-- INPUT FOR THIS TASK start --
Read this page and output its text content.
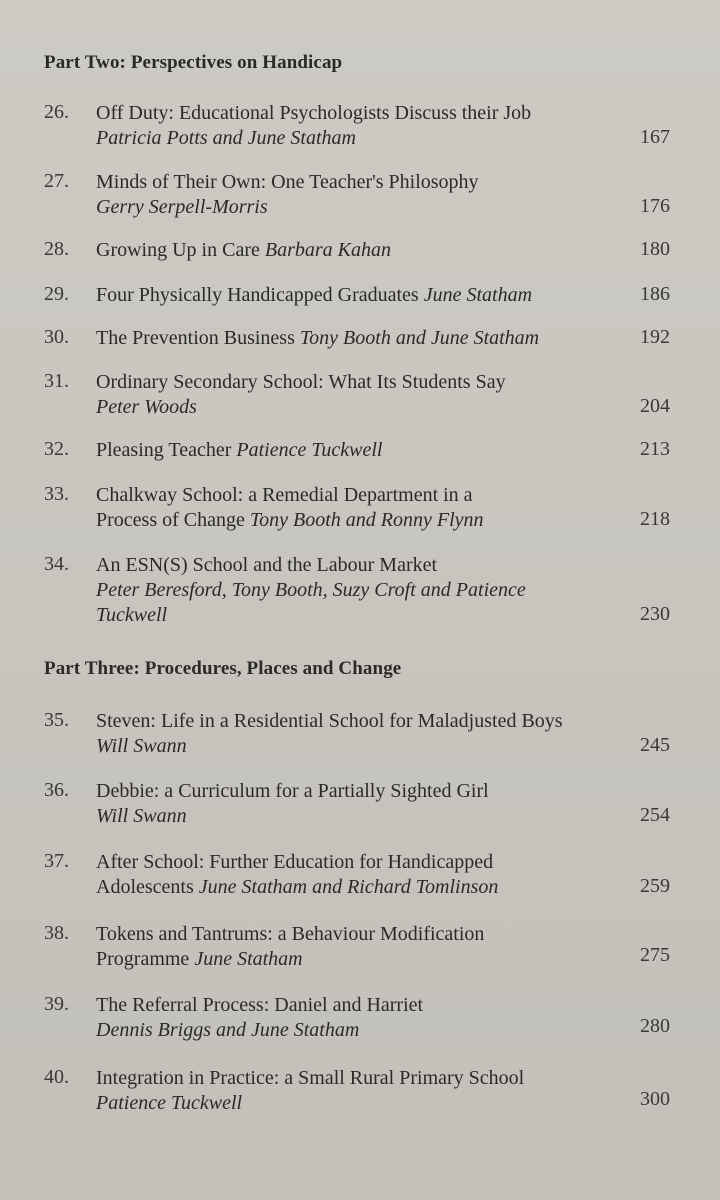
Part Two: Perspectives on Handicap
26. Off Duty: Educational Psychologists Discuss their Job
Patricia Potts and June Statham	167
27. Minds of Their Own: One Teacher's Philosophy
Gerry Serpell-Morris	176
28. Growing Up in Care Barbara Kahan	180
29. Four Physically Handicapped Graduates June Statham	186
30. The Prevention Business Tony Booth and June Statham	192
31. Ordinary Secondary School: What Its Students Say
Peter Woods	204
32. Pleasing Teacher Patience Tuckwell	213
33. Chalkway School: a Remedial Department in a Process of Change Tony Booth and Ronny Flynn	218
34. An ESN(S) School and the Labour Market
Peter Beresford, Tony Booth, Suzy Croft and Patience Tuckwell	230
Part Three: Procedures, Places and Change
35. Steven: Life in a Residential School for Maladjusted Boys Will Swann	245
36. Debbie: a Curriculum for a Partially Sighted Girl
Will Swann	254
37. After School: Further Education for Handicapped Adolescents June Statham and Richard Tomlinson	259
38. Tokens and Tantrums: a Behaviour Modification Programme June Statham	275
39. The Referral Process: Daniel and Harriet
Dennis Briggs and June Statham	280
40. Integration in Practice: a Small Rural Primary School
Patience Tuckwell	300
-- INPUT FOR THIS TASK end --
- [WHAT THE TASK ASKS]
Go through the data above and transcribe it in full, omitting any image.

- [RESULT OF THIS TASK]
Read this page and output its text content.
Part Two: Perspectives on Handicap
26. Off Duty: Educational Psychologists Discuss their Job
Patricia Potts and June Statham	167
27. Minds of Their Own: One Teacher's Philosophy
Gerry Serpell-Morris	176
28. Growing Up in Care Barbara Kahan	180
29. Four Physically Handicapped Graduates June Statham	186
30. The Prevention Business Tony Booth and June Statham	192
31. Ordinary Secondary School: What Its Students Say
Peter Woods	204
32. Pleasing Teacher Patience Tuckwell	213
33. Chalkway School: a Remedial Department in a Process of Change Tony Booth and Ronny Flynn	218
34. An ESN(S) School and the Labour Market
Peter Beresford, Tony Booth, Suzy Croft and Patience Tuckwell	230
Part Three: Procedures, Places and Change
35. Steven: Life in a Residential School for Maladjusted Boys Will Swann	245
36. Debbie: a Curriculum for a Partially Sighted Girl
Will Swann	254
37. After School: Further Education for Handicapped Adolescents June Statham and Richard Tomlinson	259
38. Tokens and Tantrums: a Behaviour Modification Programme June Statham	275
39. The Referral Process: Daniel and Harriet
Dennis Briggs and June Statham	280
40. Integration in Practice: a Small Rural Primary School
Patience Tuckwell	300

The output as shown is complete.